## start PROVIDED DATA

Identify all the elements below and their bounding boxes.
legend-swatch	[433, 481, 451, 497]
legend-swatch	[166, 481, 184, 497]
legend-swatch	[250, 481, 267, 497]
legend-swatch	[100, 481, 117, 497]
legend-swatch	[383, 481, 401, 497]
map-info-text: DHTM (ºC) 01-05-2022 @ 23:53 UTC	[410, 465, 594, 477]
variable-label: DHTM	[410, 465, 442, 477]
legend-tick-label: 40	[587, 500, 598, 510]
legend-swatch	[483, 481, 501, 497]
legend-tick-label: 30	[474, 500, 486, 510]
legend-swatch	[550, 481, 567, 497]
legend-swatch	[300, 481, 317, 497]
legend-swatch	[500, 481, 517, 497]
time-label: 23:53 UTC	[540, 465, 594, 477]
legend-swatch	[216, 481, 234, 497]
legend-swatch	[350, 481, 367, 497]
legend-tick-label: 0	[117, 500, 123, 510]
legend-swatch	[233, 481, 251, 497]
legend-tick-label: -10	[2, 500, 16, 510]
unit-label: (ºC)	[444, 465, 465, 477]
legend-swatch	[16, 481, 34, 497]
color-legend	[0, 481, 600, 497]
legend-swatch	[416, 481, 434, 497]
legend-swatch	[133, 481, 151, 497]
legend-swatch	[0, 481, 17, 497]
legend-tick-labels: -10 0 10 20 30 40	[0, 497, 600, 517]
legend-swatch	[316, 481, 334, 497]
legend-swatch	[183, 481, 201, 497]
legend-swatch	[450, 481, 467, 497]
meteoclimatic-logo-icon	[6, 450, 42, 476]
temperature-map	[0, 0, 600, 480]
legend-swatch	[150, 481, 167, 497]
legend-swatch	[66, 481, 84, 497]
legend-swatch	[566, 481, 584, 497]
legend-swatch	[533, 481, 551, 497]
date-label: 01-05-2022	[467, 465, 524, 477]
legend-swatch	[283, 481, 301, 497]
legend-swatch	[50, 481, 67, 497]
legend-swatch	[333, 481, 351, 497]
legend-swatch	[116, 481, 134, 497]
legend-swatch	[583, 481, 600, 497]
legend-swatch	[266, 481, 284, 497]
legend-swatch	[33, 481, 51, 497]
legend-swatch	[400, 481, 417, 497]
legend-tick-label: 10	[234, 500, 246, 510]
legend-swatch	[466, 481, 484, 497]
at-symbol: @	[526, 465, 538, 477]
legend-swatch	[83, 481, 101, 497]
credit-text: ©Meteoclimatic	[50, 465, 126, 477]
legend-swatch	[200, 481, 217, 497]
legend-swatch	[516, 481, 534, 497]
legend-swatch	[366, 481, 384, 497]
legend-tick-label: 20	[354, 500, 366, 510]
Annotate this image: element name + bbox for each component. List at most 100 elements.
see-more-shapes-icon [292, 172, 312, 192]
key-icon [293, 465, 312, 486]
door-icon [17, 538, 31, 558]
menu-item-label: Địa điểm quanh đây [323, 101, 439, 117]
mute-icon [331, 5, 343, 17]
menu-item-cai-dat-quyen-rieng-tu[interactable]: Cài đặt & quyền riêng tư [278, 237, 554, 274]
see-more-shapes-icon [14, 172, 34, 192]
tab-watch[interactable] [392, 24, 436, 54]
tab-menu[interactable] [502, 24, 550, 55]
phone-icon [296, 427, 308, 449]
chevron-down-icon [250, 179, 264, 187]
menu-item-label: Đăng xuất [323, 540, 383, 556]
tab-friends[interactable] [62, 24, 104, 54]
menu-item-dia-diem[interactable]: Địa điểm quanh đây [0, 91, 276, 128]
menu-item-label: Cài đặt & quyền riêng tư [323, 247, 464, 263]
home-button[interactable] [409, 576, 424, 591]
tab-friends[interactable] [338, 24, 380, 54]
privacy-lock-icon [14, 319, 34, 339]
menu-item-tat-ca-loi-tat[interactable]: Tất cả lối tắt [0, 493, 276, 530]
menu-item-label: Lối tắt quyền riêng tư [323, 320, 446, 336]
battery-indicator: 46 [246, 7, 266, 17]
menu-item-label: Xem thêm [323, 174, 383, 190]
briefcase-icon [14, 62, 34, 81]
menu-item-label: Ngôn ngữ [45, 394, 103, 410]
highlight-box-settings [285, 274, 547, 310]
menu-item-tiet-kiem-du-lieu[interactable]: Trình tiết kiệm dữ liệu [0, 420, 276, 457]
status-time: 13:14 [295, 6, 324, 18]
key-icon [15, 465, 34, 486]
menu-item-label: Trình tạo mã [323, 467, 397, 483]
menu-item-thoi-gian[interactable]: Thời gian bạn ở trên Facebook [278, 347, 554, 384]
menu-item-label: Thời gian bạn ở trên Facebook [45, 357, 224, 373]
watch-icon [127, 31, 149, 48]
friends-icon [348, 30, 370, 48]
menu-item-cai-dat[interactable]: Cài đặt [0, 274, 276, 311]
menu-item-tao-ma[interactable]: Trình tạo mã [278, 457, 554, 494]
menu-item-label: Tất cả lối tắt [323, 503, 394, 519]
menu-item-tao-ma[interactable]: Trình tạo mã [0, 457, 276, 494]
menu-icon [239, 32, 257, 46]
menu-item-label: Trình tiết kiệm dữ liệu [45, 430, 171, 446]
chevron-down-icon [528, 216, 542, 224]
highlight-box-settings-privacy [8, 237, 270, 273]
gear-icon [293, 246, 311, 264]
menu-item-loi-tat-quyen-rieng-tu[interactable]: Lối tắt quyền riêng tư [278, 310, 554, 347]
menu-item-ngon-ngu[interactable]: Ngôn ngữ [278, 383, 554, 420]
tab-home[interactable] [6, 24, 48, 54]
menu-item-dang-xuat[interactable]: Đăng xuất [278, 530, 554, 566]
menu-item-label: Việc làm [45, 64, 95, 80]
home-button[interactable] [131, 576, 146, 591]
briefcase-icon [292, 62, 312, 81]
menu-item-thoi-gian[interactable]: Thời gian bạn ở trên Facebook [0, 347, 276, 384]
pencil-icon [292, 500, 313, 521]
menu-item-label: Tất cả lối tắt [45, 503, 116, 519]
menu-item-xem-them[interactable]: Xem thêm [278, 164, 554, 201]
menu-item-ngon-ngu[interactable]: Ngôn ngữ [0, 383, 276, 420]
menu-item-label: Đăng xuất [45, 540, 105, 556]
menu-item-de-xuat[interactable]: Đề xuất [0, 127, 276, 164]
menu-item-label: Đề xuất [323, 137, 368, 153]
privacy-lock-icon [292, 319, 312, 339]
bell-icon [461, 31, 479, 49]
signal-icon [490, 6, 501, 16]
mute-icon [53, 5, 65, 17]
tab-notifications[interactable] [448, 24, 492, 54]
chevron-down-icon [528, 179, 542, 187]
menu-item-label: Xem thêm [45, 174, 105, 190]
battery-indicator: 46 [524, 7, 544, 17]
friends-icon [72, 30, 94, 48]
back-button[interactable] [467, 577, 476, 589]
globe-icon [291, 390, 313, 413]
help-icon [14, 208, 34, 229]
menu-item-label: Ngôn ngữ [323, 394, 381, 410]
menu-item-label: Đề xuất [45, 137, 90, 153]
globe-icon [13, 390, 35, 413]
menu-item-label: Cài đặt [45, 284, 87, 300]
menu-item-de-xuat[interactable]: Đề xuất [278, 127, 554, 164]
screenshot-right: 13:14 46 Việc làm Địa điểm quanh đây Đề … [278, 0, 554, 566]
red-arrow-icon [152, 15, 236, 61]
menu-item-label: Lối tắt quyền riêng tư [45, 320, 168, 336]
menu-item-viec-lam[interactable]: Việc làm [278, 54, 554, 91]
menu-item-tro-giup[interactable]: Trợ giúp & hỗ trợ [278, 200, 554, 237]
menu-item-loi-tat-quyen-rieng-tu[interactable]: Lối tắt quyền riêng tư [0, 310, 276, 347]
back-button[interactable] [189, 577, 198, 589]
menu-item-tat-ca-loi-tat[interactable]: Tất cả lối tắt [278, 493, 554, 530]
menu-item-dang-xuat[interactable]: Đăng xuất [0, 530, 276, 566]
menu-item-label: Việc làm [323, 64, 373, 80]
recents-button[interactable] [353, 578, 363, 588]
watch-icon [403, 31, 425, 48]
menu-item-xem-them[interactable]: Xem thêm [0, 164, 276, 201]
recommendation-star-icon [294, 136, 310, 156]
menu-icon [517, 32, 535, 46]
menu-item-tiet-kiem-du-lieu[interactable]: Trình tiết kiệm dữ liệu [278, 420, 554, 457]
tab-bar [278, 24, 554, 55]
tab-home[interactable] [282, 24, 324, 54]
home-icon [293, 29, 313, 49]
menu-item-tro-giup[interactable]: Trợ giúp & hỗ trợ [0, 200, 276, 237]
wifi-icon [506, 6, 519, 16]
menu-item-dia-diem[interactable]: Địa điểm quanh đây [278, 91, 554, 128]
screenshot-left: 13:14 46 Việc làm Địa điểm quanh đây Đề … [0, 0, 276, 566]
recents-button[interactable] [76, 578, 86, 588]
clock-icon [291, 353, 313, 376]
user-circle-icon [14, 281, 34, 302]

## end PROVIDED DATA

--- TASK REQUIREMENTS ---
Format the listing from its first line through the line containing "481, 151, 497]" as a Markdown table with two columns, No. and Line. Number the rows in order and leave out any blank lines.

--- TASK SOLUTION ---
| No. | Line |
|---|---|
| 1 | Identify all the elements below and their bounding boxes. |
| 2 | legend-swatch	[433, 481, 451, 497] |
| 3 | legend-swatch	[166, 481, 184, 497] |
| 4 | legend-swatch	[250, 481, 267, 497] |
| 5 | legend-swatch	[100, 481, 117, 497] |
| 6 | legend-swatch	[383, 481, 401, 497] |
| 7 | map-info-text: DHTM (ºC) 01-05-2022 @ 23:53 UTC	[410, 465, 594, 477] |
| 8 | variable-label: DHTM	[410, 465, 442, 477] |
| 9 | legend-tick-label: 40	[587, 500, 598, 510] |
| 10 | legend-swatch	[483, 481, 501, 497] |
| 11 | legend-tick-label: 30	[474, 500, 486, 510] |
| 12 | legend-swatch	[550, 481, 567, 497] |
| 13 | legend-swatch	[300, 481, 317, 497] |
| 14 | legend-swatch	[500, 481, 517, 497] |
| 15 | time-label: 23:53 UTC	[540, 465, 594, 477] |
| 16 | legend-swatch	[216, 481, 234, 497] |
| 17 | legend-swatch	[350, 481, 367, 497] |
| 18 | legend-tick-label: 0	[117, 500, 123, 510] |
| 19 | legend-swatch	[233, 481, 251, 497] |
| 20 | legend-tick-label: -10	[2, 500, 16, 510] |
| 21 | unit-label: (ºC)	[444, 465, 465, 477] |
| 22 | legend-swatch	[16, 481, 34, 497] |
| 23 | color-legend	[0, 481, 600, 497] |
| 24 | legend-swatch	[416, 481, 434, 497] |
| 25 | legend-swatch	[133, 481, 151, 497] |